Task description: Scan the lines below for the string "涤纶长丝日产量与开工率" and copy every one that has it.

Supplied records:
↓

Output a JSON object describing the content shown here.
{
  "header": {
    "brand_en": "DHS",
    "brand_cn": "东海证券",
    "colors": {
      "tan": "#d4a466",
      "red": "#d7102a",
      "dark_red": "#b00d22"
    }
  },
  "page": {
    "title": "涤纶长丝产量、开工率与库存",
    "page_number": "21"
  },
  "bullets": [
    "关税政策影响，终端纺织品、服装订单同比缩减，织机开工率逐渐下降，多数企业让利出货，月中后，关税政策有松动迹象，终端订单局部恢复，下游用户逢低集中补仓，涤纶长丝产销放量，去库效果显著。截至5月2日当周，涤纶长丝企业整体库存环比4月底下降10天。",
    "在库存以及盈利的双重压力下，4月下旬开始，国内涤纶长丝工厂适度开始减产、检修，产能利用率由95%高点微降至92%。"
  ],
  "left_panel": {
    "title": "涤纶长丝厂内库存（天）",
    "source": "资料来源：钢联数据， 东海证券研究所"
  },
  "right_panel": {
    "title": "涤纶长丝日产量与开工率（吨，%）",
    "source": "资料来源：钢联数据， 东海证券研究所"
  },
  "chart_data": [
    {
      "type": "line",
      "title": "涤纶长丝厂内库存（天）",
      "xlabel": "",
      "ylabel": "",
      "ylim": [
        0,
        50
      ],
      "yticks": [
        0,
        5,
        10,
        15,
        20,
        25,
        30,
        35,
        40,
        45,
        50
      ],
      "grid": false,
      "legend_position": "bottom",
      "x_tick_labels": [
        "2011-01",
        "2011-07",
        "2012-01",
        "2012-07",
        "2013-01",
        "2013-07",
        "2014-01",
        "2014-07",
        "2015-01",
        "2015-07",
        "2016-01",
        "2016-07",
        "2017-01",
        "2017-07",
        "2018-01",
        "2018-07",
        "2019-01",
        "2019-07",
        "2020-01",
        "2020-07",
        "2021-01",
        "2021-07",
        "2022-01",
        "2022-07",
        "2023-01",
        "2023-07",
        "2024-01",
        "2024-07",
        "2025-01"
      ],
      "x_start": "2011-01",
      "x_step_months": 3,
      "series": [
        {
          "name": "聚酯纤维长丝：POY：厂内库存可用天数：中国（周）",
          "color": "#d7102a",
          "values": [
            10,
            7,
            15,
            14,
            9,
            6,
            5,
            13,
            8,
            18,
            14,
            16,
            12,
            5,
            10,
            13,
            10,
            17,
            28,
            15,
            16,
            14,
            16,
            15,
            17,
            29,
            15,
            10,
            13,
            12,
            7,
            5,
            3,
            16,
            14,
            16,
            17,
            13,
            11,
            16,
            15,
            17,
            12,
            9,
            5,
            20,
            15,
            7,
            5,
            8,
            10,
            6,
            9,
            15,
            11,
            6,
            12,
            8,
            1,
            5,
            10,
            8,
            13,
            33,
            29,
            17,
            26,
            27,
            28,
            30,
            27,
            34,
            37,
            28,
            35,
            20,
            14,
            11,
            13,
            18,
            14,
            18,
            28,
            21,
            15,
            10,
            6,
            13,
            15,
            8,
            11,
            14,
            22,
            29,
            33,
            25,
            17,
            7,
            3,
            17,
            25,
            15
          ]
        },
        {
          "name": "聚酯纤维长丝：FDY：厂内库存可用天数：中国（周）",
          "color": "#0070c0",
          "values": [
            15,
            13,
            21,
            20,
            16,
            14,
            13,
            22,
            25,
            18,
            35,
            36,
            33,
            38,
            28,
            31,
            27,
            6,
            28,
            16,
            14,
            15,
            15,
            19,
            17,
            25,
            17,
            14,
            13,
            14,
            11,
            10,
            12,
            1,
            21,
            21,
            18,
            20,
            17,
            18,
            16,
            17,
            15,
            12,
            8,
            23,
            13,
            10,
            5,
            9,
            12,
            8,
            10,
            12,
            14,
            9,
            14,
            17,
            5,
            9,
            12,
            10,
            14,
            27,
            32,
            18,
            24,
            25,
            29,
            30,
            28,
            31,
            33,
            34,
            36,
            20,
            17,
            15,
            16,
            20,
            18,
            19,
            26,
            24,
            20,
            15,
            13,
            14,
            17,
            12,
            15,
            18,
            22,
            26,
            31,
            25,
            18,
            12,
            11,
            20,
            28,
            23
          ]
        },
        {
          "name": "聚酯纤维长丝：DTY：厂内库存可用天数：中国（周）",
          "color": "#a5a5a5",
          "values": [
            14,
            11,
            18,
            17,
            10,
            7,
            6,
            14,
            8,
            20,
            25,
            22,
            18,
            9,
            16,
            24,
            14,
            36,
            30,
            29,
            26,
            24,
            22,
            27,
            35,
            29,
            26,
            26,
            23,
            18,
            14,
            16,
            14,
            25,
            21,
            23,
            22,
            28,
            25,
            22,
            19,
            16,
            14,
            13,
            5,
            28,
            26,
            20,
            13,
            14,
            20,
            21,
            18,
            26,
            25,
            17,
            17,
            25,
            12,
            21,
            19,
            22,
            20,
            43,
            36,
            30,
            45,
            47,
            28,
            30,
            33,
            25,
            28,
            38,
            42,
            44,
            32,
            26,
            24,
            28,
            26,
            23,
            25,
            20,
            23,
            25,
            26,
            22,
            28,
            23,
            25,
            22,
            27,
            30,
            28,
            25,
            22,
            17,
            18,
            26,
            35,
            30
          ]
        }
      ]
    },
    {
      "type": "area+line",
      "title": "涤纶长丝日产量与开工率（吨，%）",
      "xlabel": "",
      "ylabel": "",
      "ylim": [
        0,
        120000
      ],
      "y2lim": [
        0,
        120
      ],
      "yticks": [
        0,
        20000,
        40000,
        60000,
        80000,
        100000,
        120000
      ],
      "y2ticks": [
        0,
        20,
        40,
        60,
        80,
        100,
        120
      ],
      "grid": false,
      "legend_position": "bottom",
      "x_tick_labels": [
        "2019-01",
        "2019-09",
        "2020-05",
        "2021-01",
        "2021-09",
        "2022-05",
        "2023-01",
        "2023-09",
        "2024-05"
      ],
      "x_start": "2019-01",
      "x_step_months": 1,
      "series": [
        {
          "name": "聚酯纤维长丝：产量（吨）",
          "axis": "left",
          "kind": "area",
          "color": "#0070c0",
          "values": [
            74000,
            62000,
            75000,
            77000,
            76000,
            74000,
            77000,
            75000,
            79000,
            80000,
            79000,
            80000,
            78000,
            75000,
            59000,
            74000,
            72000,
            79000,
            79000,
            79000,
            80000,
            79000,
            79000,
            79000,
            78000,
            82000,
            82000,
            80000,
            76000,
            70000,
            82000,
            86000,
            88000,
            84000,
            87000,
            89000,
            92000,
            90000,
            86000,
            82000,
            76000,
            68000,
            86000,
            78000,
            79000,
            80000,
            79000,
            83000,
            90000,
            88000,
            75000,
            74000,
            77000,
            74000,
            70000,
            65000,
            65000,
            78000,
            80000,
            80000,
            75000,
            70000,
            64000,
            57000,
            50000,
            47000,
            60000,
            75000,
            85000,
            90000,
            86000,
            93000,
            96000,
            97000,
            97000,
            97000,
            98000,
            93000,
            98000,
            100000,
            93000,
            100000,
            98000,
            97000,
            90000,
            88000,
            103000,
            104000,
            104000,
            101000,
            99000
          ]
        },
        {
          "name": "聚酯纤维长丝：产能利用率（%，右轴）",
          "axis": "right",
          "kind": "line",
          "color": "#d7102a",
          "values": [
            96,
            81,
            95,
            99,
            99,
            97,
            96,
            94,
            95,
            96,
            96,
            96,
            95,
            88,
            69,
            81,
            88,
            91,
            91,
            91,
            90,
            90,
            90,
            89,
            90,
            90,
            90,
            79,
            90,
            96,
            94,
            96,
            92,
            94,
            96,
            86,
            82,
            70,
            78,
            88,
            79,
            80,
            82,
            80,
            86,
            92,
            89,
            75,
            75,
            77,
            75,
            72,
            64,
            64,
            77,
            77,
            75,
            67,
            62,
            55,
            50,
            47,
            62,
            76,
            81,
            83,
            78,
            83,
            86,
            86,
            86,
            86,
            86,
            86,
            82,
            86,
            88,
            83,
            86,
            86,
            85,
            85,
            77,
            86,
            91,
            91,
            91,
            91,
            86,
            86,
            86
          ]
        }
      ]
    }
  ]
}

↑

Response:
    "title": "涤纶长丝日产量与开工率（吨，%）",
      "title": "涤纶长丝日产量与开工率（吨，%）",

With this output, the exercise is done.